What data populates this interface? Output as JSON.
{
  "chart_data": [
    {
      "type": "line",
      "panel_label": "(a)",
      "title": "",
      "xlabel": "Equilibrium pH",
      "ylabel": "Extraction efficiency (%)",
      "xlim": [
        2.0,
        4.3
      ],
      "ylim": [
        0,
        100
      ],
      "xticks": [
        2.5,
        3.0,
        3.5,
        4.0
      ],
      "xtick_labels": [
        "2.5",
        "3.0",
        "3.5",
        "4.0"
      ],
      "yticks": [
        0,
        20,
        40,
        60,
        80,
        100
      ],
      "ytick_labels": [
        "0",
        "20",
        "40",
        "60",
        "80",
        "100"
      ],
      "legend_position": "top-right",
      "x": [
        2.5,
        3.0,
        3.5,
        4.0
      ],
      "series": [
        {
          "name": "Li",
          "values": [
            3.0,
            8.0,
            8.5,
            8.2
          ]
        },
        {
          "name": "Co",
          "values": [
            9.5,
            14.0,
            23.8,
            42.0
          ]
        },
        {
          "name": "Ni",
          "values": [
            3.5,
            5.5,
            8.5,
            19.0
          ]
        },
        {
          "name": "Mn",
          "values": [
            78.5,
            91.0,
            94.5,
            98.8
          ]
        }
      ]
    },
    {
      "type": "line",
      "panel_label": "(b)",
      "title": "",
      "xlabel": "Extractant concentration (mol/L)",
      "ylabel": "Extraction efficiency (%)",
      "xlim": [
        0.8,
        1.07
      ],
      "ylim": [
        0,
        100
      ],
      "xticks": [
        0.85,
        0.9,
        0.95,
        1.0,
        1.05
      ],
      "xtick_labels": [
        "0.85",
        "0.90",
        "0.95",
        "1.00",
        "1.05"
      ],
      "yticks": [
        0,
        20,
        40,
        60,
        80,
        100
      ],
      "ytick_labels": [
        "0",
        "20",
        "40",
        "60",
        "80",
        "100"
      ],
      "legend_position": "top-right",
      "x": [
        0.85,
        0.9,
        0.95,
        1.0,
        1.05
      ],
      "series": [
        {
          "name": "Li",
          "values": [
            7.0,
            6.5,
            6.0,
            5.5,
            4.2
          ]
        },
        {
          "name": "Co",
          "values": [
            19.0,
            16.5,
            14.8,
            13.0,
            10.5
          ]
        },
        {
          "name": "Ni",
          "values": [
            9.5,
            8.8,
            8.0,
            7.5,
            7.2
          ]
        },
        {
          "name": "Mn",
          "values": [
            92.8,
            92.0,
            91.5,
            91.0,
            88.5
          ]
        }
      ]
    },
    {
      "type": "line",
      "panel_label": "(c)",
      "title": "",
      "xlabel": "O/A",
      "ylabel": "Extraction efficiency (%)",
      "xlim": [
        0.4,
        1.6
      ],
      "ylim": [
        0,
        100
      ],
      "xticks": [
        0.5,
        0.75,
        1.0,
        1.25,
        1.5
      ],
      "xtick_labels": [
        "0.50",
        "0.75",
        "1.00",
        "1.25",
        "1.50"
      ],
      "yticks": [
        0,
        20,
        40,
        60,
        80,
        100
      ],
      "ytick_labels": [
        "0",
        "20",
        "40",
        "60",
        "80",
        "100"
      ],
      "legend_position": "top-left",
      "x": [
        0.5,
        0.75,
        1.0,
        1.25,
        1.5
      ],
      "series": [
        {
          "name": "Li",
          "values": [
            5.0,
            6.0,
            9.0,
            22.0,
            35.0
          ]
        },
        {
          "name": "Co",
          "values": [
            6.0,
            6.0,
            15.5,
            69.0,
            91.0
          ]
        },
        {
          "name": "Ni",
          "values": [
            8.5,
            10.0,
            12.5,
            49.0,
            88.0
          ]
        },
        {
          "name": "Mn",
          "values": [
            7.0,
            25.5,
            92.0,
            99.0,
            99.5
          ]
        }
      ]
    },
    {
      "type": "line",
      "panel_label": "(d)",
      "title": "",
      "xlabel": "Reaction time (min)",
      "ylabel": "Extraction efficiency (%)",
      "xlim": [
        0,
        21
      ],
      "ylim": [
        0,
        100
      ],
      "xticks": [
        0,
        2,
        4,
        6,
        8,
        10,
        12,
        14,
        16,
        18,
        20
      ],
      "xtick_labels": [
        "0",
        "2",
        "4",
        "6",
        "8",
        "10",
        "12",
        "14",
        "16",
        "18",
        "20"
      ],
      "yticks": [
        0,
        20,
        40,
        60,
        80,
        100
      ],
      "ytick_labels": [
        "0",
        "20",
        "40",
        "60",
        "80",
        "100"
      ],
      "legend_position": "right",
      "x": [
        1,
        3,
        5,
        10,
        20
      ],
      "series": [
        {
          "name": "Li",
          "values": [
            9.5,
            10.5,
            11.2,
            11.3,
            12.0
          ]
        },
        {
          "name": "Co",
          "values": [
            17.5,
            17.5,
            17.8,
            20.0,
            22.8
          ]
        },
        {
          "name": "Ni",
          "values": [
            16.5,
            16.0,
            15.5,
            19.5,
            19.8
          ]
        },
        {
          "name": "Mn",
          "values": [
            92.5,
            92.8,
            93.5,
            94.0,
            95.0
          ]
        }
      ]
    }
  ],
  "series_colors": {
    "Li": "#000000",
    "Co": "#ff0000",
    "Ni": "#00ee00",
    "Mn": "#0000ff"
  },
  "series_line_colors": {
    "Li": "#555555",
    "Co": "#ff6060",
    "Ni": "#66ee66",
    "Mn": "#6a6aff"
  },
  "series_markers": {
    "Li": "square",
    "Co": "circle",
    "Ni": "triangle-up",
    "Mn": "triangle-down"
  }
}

------------------------------------

* **Task requirements**
Copy out each record exactly as given, omitting none.

* **Exercise result**
What data populates this interface? Output as JSON.
{
  "chart_data": [
    {
      "type": "line",
      "panel_label": "(a)",
      "title": "",
      "xlabel": "Equilibrium pH",
      "ylabel": "Extraction efficiency (%)",
      "xlim": [
        2.0,
        4.3
      ],
      "ylim": [
        0,
        100
      ],
      "xticks": [
        2.5,
        3.0,
        3.5,
        4.0
      ],
      "xtick_labels": [
        "2.5",
        "3.0",
        "3.5",
        "4.0"
      ],
      "yticks": [
        0,
        20,
        40,
        60,
        80,
        100
      ],
      "ytick_labels": [
        "0",
        "20",
        "40",
        "60",
        "80",
        "100"
      ],
      "legend_position": "top-right",
      "x": [
        2.5,
        3.0,
        3.5,
        4.0
      ],
      "series": [
        {
          "name": "Li",
          "values": [
            3.0,
            8.0,
            8.5,
            8.2
          ]
        },
        {
          "name": "Co",
          "values": [
            9.5,
            14.0,
            23.8,
            42.0
          ]
        },
        {
          "name": "Ni",
          "values": [
            3.5,
            5.5,
            8.5,
            19.0
          ]
        },
        {
          "name": "Mn",
          "values": [
            78.5,
            91.0,
            94.5,
            98.8
          ]
        }
      ]
    },
    {
      "type": "line",
      "panel_label": "(b)",
      "title": "",
      "xlabel": "Extractant concentration (mol/L)",
      "ylabel": "Extraction efficiency (%)",
      "xlim": [
        0.8,
        1.07
      ],
      "ylim": [
        0,
        100
      ],
      "xticks": [
        0.85,
        0.9,
        0.95,
        1.0,
        1.05
      ],
      "xtick_labels": [
        "0.85",
        "0.90",
        "0.95",
        "1.00",
        "1.05"
      ],
      "yticks": [
        0,
        20,
        40,
        60,
        80,
        100
      ],
      "ytick_labels": [
        "0",
        "20",
        "40",
        "60",
        "80",
        "100"
      ],
      "legend_position": "top-right",
      "x": [
        0.85,
        0.9,
        0.95,
        1.0,
        1.05
      ],
      "series": [
        {
          "name": "Li",
          "values": [
            7.0,
            6.5,
            6.0,
            5.5,
            4.2
          ]
        },
        {
          "name": "Co",
          "values": [
            19.0,
            16.5,
            14.8,
            13.0,
            10.5
          ]
        },
        {
          "name": "Ni",
          "values": [
            9.5,
            8.8,
            8.0,
            7.5,
            7.2
          ]
        },
        {
          "name": "Mn",
          "values": [
            92.8,
            92.0,
            91.5,
            91.0,
            88.5
          ]
        }
      ]
    },
    {
      "type": "line",
      "panel_label": "(c)",
      "title": "",
      "xlabel": "O/A",
      "ylabel": "Extraction efficiency (%)",
      "xlim": [
        0.4,
        1.6
      ],
      "ylim": [
        0,
        100
      ],
      "xticks": [
        0.5,
        0.75,
        1.0,
        1.25,
        1.5
      ],
      "xtick_labels": [
        "0.50",
        "0.75",
        "1.00",
        "1.25",
        "1.50"
      ],
      "yticks": [
        0,
        20,
        40,
        60,
        80,
        100
      ],
      "ytick_labels": [
        "0",
        "20",
        "40",
        "60",
        "80",
        "100"
      ],
      "legend_position": "top-left",
      "x": [
        0.5,
        0.75,
        1.0,
        1.25,
        1.5
      ],
      "series": [
        {
          "name": "Li",
          "values": [
            5.0,
            6.0,
            9.0,
            22.0,
            35.0
          ]
        },
        {
          "name": "Co",
          "values": [
            6.0,
            6.0,
            15.5,
            69.0,
            91.0
          ]
        },
        {
          "name": "Ni",
          "values": [
            8.5,
            10.0,
            12.5,
            49.0,
            88.0
          ]
        },
        {
          "name": "Mn",
          "values": [
            7.0,
            25.5,
            92.0,
            99.0,
            99.5
          ]
        }
      ]
    },
    {
      "type": "line",
      "panel_label": "(d)",
      "title": "",
      "xlabel": "Reaction time (min)",
      "ylabel": "Extraction efficiency (%)",
      "xlim": [
        0,
        21
      ],
      "ylim": [
        0,
        100
      ],
      "xticks": [
        0,
        2,
        4,
        6,
        8,
        10,
        12,
        14,
        16,
        18,
        20
      ],
      "xtick_labels": [
        "0",
        "2",
        "4",
        "6",
        "8",
        "10",
        "12",
        "14",
        "16",
        "18",
        "20"
      ],
      "yticks": [
        0,
        20,
        40,
        60,
        80,
        100
      ],
      "ytick_labels": [
        "0",
        "20",
        "40",
        "60",
        "80",
        "100"
      ],
      "legend_position": "right",
      "x": [
        1,
        3,
        5,
        10,
        20
      ],
      "series": [
        {
          "name": "Li",
          "values": [
            9.5,
            10.5,
            11.2,
            11.3,
            12.0
          ]
        },
        {
          "name": "Co",
          "values": [
            17.5,
            17.5,
            17.8,
            20.0,
            22.8
          ]
        },
        {
          "name": "Ni",
          "values": [
            16.5,
            16.0,
            15.5,
            19.5,
            19.8
          ]
        },
        {
          "name": "Mn",
          "values": [
            92.5,
            92.8,
            93.5,
            94.0,
            95.0
          ]
        }
      ]
    }
  ],
  "series_colors": {
    "Li": "#000000",
    "Co": "#ff0000",
    "Ni": "#00ee00",
    "Mn": "#0000ff"
  },
  "series_line_colors": {
    "Li": "#555555",
    "Co": "#ff6060",
    "Ni": "#66ee66",
    "Mn": "#6a6aff"
  },
  "series_markers": {
    "Li": "square",
    "Co": "circle",
    "Ni": "triangle-up",
    "Mn": "triangle-down"
  }
}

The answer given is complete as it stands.